WORK INSTRUCTIONS: Find each line holding the word "einen" and give the number of such lines, nothing else.

DATA SECTION:
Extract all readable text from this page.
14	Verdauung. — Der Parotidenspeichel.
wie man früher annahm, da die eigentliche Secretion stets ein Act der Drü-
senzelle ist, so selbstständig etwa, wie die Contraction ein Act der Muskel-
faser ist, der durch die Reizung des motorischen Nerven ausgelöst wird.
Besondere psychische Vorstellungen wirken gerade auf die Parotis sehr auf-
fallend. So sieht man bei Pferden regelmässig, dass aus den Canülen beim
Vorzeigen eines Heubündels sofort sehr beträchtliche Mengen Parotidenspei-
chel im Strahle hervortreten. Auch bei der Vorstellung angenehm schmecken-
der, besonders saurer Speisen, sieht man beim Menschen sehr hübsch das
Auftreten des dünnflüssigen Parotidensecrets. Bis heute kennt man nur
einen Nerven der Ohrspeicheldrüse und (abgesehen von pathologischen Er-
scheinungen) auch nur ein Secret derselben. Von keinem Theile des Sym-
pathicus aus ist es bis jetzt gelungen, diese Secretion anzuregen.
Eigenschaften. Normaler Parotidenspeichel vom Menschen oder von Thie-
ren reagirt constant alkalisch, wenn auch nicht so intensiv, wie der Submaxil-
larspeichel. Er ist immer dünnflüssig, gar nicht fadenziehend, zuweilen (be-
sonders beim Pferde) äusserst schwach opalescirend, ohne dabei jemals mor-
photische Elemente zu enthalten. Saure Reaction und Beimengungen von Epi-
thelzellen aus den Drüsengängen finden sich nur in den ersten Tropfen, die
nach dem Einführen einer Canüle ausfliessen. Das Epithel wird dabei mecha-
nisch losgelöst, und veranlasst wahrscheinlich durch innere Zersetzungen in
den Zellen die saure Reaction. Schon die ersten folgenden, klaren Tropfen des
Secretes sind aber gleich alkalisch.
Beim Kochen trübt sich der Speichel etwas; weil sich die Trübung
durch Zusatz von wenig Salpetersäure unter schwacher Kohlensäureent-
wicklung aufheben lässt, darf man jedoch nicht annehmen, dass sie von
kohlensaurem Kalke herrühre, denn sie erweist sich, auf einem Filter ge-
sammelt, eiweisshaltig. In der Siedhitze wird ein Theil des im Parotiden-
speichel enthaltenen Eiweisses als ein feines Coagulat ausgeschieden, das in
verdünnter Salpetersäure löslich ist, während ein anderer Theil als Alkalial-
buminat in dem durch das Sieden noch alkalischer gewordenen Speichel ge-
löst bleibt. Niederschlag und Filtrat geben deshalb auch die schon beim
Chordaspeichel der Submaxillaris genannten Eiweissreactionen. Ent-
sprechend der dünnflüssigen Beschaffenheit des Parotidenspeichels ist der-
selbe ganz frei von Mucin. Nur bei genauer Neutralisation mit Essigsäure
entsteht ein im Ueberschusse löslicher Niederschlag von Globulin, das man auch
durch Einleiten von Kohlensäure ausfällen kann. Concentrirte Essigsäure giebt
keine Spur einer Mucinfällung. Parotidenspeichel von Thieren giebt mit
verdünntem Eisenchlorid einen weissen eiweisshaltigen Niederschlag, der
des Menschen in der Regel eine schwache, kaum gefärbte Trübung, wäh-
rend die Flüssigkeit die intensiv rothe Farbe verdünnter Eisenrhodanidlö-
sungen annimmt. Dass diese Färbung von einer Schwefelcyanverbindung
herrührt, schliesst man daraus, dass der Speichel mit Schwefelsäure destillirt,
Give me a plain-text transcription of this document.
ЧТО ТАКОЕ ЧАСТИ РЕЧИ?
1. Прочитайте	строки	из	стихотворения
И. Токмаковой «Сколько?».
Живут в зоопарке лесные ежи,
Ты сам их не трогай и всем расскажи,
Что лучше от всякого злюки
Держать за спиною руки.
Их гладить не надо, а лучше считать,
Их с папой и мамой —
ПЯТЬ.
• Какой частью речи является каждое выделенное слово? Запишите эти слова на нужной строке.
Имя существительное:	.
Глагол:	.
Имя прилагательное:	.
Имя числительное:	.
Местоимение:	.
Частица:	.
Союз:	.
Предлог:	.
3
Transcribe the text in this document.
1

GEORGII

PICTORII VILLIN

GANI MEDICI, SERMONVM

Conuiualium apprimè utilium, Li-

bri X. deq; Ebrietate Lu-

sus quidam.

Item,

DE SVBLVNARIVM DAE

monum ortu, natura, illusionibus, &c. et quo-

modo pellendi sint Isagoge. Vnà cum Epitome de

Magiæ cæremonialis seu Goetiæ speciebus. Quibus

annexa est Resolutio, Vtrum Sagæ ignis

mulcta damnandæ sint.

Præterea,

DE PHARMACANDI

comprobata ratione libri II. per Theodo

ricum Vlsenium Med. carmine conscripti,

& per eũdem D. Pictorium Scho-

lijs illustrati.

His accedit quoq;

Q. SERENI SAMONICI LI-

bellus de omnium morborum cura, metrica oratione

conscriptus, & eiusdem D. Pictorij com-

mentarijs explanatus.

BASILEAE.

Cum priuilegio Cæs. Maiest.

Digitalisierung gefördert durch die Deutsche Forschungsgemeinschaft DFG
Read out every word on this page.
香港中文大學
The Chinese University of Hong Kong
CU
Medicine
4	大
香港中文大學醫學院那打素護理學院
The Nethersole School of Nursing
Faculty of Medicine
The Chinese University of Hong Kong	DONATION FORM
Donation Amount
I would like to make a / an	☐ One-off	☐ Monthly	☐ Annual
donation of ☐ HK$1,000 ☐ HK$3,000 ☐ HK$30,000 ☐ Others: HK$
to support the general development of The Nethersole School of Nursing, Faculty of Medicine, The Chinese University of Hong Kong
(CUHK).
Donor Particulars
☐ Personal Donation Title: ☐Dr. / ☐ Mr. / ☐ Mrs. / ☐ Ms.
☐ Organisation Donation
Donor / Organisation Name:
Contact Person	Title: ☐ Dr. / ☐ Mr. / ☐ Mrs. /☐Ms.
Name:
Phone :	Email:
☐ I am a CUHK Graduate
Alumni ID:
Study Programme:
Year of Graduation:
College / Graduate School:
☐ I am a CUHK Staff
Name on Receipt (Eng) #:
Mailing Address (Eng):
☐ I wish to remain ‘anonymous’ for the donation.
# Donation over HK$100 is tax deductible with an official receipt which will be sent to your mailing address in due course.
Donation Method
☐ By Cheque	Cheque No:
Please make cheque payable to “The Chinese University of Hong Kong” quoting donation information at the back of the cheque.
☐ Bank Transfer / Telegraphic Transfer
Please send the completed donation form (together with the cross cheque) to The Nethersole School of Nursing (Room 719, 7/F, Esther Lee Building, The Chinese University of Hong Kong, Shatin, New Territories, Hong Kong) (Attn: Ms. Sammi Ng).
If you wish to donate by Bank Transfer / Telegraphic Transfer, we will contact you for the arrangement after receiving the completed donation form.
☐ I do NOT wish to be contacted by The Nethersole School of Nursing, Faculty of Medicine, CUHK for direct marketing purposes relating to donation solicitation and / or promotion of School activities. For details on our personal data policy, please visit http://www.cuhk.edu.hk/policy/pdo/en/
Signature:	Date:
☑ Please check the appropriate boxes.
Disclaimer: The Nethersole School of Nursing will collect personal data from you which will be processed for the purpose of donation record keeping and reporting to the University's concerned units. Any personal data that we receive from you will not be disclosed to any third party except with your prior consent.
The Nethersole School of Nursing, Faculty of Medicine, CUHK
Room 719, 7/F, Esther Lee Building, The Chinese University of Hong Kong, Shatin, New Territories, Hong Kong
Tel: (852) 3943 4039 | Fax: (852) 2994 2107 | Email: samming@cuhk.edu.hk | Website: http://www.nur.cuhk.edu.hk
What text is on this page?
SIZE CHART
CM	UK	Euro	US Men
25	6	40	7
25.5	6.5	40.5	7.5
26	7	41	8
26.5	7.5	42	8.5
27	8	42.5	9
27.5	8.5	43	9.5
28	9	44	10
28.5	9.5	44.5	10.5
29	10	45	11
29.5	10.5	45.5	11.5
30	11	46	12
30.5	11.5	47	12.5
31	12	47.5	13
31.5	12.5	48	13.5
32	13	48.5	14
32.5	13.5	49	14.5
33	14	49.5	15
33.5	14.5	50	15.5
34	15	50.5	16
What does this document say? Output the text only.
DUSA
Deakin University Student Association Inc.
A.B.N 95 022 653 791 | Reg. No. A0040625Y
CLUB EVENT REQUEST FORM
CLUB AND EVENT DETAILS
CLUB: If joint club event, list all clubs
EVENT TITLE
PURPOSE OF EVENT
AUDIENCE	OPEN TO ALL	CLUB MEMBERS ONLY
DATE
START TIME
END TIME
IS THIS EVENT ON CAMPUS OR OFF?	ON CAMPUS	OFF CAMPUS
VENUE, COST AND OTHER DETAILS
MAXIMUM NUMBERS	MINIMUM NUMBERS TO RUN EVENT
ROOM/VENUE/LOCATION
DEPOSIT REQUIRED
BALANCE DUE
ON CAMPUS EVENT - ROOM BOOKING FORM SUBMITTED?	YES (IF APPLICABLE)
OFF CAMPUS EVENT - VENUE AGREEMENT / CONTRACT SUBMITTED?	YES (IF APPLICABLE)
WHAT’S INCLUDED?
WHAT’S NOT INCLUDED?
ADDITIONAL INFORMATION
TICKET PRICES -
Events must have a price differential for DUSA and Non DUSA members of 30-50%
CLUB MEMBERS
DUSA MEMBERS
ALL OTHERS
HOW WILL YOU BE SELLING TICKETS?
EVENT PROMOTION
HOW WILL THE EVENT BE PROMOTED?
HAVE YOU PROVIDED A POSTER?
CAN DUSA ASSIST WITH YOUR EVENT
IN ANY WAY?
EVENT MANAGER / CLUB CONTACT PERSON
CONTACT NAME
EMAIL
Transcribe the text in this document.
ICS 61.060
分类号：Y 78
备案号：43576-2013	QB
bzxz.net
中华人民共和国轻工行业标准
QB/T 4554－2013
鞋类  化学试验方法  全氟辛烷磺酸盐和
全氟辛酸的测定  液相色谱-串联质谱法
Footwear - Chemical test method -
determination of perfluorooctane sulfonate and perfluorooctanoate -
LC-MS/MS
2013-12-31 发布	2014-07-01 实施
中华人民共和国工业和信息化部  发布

SOLUTION TO THIS TASK: 2